**Dataset items:**

-*-*-

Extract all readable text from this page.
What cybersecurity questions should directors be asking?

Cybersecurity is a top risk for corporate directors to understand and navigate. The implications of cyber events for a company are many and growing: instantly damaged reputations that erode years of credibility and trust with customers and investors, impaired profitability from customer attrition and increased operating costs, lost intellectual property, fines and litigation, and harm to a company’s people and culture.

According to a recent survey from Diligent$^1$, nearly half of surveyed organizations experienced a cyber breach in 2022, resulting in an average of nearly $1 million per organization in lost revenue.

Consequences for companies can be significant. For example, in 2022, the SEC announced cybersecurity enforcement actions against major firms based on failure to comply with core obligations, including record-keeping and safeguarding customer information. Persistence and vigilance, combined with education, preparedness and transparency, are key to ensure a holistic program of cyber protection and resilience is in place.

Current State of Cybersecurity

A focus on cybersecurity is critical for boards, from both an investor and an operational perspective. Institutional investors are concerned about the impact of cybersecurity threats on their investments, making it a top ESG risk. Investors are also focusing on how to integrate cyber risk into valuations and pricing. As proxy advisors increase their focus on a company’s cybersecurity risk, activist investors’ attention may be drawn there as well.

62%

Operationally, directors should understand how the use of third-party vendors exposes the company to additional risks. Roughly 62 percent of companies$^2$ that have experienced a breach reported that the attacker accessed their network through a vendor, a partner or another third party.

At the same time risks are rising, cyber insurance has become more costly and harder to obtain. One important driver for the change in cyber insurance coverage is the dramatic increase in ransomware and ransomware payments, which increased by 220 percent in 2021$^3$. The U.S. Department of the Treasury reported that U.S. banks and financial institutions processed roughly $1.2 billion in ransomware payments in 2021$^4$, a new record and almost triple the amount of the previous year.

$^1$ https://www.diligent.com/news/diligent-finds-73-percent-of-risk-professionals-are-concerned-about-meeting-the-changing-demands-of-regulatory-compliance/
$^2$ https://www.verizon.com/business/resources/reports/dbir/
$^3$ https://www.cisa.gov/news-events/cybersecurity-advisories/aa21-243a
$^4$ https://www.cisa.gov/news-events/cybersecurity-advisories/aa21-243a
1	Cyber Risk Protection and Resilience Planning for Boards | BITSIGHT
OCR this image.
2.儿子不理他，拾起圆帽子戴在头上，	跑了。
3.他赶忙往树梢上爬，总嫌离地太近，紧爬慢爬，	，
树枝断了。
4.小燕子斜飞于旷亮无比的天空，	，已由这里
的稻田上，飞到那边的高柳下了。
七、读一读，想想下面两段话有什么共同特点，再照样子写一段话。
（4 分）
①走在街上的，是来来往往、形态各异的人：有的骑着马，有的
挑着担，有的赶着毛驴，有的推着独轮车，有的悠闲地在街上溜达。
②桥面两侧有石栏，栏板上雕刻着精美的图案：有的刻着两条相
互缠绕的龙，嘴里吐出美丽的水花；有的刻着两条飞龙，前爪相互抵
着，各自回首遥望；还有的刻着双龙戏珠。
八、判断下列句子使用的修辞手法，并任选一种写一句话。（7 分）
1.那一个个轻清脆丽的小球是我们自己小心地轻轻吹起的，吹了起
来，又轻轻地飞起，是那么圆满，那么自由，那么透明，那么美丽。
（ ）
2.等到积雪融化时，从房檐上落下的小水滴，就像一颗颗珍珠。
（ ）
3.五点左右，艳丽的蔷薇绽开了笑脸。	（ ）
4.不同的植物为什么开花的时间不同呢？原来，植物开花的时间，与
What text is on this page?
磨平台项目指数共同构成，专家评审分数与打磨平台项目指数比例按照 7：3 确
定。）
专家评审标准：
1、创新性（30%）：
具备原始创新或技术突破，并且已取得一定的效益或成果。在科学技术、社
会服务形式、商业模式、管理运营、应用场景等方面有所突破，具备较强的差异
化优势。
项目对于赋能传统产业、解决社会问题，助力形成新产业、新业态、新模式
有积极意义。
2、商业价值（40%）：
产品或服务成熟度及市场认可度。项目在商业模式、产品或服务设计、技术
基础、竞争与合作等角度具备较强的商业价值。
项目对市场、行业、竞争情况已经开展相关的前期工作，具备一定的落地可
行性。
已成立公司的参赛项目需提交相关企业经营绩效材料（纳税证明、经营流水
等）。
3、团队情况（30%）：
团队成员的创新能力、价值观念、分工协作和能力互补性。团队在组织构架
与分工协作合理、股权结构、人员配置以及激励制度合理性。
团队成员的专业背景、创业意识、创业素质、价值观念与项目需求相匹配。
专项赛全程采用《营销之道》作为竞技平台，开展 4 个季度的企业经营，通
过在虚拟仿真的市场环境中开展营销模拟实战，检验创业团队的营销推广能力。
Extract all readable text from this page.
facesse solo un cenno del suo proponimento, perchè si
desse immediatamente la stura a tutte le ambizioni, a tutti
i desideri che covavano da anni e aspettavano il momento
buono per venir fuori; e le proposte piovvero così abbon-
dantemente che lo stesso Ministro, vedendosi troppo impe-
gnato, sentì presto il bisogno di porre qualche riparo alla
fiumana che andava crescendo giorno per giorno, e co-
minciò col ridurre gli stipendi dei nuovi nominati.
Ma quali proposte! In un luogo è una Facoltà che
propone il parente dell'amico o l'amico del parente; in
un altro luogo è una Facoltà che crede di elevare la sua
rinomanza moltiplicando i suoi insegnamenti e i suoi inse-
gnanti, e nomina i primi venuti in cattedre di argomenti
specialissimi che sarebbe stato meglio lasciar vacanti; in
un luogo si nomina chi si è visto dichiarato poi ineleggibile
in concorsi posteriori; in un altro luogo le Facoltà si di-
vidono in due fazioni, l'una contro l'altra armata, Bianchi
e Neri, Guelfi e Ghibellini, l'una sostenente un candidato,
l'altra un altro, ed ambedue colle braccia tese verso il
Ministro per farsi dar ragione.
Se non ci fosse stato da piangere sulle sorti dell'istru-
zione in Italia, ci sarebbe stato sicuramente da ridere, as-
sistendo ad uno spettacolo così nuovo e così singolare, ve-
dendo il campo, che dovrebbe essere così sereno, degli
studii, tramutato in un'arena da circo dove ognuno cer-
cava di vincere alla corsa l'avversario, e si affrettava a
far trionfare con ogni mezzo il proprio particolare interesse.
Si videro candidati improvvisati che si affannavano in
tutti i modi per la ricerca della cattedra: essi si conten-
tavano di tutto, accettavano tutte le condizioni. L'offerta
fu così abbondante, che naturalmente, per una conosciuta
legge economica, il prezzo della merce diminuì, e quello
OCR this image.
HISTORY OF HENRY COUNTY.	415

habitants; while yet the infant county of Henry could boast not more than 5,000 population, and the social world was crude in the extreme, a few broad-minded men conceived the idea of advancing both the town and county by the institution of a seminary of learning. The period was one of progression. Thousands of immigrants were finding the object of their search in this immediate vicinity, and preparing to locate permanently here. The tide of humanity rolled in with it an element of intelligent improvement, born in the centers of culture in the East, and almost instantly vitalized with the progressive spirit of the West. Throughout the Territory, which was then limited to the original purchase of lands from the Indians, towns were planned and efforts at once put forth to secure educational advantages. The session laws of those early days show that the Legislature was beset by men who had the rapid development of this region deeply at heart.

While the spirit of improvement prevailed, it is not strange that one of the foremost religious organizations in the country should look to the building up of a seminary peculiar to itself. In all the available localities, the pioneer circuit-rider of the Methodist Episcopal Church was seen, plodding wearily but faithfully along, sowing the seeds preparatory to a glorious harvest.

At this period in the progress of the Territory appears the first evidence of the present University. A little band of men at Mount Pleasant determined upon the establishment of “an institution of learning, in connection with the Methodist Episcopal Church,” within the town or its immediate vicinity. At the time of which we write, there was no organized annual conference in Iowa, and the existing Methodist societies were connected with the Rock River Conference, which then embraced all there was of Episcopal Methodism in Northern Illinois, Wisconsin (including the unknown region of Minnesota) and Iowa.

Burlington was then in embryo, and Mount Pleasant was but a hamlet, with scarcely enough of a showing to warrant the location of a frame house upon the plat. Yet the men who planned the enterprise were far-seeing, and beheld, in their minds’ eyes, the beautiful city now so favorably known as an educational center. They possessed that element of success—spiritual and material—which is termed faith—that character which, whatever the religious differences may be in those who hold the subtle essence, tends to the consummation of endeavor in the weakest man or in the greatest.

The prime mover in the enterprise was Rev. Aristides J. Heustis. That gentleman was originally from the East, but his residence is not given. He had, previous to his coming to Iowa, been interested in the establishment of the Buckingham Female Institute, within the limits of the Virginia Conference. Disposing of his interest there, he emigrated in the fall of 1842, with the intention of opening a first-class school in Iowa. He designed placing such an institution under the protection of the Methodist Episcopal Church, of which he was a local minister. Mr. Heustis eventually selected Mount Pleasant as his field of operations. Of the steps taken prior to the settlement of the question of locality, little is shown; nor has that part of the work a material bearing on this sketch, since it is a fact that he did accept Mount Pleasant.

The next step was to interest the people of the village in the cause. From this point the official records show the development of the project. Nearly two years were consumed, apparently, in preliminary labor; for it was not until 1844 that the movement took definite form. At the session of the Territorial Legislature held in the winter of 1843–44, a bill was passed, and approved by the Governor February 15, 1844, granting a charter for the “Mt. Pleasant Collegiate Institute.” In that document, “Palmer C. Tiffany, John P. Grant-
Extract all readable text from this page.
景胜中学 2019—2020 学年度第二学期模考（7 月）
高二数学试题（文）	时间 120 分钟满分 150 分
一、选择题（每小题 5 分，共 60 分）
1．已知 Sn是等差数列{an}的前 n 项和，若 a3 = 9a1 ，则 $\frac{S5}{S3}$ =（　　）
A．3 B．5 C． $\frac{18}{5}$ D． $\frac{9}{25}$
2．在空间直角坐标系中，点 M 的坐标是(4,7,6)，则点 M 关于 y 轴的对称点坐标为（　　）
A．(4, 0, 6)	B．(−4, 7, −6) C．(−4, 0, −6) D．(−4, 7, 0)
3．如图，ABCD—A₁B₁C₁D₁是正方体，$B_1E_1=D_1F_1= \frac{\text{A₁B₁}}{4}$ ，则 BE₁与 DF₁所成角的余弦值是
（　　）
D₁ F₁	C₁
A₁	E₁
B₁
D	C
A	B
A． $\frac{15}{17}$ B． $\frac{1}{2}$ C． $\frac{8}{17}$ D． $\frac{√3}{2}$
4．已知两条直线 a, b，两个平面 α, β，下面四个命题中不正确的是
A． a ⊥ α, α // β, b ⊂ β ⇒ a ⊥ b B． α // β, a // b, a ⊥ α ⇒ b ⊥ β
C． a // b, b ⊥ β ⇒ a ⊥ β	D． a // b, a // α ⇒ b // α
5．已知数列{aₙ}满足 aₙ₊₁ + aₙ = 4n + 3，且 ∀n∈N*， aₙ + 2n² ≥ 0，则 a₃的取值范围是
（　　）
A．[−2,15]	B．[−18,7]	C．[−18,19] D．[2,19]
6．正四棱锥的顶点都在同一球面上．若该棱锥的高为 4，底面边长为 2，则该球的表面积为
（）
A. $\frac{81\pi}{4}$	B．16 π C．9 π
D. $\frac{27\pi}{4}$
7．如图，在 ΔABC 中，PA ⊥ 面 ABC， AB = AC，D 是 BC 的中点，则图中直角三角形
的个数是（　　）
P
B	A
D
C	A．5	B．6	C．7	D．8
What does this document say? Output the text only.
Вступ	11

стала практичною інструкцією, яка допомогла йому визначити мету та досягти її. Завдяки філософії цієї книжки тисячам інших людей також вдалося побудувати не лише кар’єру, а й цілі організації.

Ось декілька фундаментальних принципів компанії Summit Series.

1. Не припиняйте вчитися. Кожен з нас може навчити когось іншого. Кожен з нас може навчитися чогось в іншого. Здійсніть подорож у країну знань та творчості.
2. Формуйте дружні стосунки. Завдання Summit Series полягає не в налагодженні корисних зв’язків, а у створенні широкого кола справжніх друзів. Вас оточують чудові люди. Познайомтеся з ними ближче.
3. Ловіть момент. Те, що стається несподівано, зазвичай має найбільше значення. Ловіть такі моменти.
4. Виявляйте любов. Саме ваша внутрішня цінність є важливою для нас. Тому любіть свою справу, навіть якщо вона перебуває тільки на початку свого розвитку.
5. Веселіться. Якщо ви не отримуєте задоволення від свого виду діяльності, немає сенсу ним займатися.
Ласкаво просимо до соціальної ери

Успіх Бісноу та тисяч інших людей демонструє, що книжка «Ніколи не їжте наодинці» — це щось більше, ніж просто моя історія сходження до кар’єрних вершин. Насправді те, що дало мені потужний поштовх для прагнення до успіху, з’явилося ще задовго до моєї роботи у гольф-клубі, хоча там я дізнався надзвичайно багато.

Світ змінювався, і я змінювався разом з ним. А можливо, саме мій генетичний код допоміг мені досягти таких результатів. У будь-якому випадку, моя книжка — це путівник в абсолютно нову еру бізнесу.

-*-*-

**What to work on:** Starting with the line that contains "What does this", write out each line through the end of the listing, exactly as it appears, and include nothing else.

**Finished task:**
What does this document say? Output the text only.
Вступ	11

стала практичною інструкцією, яка допомогла йому визначити мету та досягти її. Завдяки філософії цієї книжки тисячам інших людей також вдалося побудувати не лише кар’єру, а й цілі організації.

Ось декілька фундаментальних принципів компанії Summit Series.

1. Не припиняйте вчитися. Кожен з нас може навчити когось іншого. Кожен з нас може навчитися чогось в іншого. Здійсніть подорож у країну знань та творчості.
2. Формуйте дружні стосунки. Завдання Summit Series полягає не в налагодженні корисних зв’язків, а у створенні широкого кола справжніх друзів. Вас оточують чудові люди. Познайомтеся з ними ближче.
3. Ловіть момент. Те, що стається несподівано, зазвичай має найбільше значення. Ловіть такі моменти.
4. Виявляйте любов. Саме ваша внутрішня цінність є важливою для нас. Тому любіть свою справу, навіть якщо вона перебуває тільки на початку свого розвитку.
5. Веселіться. Якщо ви не отримуєте задоволення від свого виду діяльності, немає сенсу ним займатися.
Ласкаво просимо до соціальної ери

Успіх Бісноу та тисяч інших людей демонструє, що книжка «Ніколи не їжте наодинці» — це щось більше, ніж просто моя історія сходження до кар’єрних вершин. Насправді те, що дало мені потужний поштовх для прагнення до успіху, з’явилося ще задовго до моєї роботи у гольф-клубі, хоча там я дізнався надзвичайно багато.

Світ змінювався, і я змінювався разом з ним. А можливо, саме мій генетичний код допоміг мені досягти таких результатів. У будь-якому випадку, моя книжка — це путівник в абсолютно нову еру бізнесу.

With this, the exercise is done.